- [Objective]: Extract each line containing the string "Regeering".
»»
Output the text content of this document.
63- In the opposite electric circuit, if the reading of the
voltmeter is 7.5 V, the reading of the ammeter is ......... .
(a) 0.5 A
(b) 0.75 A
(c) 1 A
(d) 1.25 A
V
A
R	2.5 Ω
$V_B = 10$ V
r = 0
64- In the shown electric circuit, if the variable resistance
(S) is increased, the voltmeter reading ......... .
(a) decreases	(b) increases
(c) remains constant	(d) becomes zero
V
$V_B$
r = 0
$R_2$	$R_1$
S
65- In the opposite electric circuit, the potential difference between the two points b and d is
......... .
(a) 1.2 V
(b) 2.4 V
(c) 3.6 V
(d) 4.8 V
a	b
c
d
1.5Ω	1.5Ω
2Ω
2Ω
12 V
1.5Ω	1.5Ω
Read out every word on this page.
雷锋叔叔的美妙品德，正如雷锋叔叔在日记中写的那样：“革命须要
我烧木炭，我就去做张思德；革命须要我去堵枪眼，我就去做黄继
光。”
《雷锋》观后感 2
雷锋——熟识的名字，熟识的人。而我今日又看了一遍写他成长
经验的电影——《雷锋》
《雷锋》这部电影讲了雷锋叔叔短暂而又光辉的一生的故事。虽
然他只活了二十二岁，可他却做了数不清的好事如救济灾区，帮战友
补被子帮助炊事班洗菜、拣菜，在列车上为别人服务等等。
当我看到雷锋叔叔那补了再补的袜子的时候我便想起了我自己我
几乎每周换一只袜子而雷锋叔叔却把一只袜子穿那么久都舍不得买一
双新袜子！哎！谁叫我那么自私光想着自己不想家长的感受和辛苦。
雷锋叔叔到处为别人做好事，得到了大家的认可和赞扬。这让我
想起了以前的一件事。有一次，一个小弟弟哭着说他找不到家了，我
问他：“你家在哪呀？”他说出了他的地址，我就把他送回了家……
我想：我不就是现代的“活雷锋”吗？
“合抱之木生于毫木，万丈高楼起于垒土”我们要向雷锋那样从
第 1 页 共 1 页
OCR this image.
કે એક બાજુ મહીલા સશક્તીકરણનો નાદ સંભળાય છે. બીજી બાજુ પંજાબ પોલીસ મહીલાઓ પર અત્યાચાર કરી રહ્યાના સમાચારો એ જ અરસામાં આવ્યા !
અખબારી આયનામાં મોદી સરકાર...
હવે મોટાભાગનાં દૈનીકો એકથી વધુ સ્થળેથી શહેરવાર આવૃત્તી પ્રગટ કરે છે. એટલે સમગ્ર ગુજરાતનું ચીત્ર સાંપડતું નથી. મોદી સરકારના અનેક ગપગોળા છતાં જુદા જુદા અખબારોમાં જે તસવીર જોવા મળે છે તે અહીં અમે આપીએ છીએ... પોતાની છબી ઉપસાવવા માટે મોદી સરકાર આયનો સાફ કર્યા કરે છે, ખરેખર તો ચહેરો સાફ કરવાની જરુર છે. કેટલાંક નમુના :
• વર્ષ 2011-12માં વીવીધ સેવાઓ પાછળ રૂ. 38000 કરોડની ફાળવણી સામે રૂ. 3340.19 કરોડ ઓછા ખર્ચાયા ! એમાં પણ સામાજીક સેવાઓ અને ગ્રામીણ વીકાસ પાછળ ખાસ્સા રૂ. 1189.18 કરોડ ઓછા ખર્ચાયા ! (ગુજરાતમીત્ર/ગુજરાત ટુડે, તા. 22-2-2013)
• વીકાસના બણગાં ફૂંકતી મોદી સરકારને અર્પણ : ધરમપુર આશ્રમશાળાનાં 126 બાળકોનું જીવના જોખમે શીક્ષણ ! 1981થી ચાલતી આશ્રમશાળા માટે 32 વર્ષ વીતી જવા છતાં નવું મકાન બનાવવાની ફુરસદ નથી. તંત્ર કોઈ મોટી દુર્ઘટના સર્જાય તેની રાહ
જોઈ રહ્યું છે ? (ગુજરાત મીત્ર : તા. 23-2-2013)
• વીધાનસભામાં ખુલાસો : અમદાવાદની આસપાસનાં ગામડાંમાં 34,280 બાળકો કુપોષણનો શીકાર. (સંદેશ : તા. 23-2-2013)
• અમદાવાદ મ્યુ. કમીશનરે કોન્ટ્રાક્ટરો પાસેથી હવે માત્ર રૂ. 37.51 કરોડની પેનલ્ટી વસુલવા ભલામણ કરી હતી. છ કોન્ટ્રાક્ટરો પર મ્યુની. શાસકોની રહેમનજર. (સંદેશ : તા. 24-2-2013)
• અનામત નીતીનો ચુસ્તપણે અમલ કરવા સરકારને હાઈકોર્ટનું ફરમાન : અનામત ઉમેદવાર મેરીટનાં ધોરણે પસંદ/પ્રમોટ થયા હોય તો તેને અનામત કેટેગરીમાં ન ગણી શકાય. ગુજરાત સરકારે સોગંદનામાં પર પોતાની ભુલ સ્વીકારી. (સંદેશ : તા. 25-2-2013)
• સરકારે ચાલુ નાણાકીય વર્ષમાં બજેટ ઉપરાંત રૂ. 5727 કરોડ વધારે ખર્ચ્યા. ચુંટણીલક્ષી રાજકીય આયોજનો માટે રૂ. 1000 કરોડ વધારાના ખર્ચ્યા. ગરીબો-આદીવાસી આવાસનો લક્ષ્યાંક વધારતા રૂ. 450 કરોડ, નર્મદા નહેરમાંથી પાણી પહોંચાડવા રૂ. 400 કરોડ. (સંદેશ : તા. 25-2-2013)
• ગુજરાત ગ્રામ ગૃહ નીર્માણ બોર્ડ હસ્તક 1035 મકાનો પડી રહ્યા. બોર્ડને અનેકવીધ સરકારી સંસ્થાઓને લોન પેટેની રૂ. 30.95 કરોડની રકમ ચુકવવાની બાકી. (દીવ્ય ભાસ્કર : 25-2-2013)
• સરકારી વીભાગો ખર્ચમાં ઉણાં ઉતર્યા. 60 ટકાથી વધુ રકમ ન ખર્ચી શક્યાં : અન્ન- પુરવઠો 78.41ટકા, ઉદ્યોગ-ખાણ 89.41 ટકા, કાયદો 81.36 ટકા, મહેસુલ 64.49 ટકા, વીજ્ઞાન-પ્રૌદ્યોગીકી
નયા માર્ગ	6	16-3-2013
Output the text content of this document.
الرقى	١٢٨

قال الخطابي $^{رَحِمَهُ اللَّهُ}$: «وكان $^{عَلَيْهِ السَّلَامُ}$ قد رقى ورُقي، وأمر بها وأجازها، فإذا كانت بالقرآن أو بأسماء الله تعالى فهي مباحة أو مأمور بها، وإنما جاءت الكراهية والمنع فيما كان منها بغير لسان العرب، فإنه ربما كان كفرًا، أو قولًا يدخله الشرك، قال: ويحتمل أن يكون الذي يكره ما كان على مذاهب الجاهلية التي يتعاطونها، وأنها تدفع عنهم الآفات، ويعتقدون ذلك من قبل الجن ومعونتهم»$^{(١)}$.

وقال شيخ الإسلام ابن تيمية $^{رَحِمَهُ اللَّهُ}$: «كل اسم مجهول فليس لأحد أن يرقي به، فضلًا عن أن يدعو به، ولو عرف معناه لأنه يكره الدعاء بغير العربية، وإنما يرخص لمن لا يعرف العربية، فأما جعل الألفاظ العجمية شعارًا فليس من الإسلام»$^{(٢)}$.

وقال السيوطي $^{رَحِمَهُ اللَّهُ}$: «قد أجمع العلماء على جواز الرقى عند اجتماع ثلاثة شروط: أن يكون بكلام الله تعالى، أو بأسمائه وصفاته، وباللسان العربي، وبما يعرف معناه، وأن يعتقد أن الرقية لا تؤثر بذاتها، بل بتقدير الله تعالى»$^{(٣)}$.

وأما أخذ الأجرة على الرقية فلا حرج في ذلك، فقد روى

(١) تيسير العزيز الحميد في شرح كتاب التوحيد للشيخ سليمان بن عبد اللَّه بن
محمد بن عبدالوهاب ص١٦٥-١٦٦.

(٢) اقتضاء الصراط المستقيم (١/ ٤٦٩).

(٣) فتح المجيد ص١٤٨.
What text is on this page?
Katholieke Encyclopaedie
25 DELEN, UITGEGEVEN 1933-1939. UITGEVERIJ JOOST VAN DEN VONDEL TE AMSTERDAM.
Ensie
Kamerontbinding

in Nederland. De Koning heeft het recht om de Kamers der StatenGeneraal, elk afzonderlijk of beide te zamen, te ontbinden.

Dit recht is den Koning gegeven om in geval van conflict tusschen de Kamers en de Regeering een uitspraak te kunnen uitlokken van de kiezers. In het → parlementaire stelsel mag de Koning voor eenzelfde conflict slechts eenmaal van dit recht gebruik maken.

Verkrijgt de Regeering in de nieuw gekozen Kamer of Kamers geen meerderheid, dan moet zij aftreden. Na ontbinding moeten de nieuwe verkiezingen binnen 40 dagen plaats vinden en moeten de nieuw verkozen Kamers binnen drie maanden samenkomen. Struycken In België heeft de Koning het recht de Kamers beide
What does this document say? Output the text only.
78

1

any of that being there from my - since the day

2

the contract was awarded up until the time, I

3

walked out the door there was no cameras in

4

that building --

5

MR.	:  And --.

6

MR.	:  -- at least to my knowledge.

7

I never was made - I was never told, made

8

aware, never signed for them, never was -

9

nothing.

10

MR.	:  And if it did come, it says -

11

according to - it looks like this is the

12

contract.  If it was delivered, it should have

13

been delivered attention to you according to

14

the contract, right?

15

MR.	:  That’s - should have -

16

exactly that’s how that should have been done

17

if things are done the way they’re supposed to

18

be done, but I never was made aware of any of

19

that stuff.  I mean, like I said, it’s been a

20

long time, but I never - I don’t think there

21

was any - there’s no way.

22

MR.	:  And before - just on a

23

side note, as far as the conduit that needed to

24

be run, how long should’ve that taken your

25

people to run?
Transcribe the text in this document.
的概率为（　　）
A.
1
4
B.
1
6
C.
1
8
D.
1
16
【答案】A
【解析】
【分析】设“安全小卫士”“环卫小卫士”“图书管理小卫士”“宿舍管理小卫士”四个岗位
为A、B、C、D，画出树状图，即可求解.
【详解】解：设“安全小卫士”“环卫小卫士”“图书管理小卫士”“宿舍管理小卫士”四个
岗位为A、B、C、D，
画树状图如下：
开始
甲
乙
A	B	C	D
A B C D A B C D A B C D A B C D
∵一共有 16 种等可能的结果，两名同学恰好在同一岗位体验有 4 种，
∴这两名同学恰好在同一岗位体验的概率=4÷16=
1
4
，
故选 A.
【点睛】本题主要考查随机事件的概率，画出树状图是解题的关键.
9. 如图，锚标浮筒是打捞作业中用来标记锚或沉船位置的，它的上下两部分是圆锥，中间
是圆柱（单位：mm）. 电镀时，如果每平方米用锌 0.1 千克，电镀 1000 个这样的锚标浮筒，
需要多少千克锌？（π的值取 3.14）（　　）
««
- [Exercise result]:
Dit recht is den Koning gegeven om in geval van conflict tusschen de Kamers en de Regeering een uitspraak te kunnen uitlokken van de kiezers. In het → parlementaire stelsel mag de Koning voor eenzelfde conflict slechts eenmaal van dit recht gebruik maken.
Verkrijgt de Regeering in de nieuw gekozen Kamer of Kamers geen meerderheid, dan moet zij aftreden. Na ontbinding moeten de nieuwe verkiezingen binnen 40 dagen plaats vinden en moeten de nieuw verkozen Kamers binnen drie maanden samenkomen. Struycken In België heeft de Koning het recht de Kamers beide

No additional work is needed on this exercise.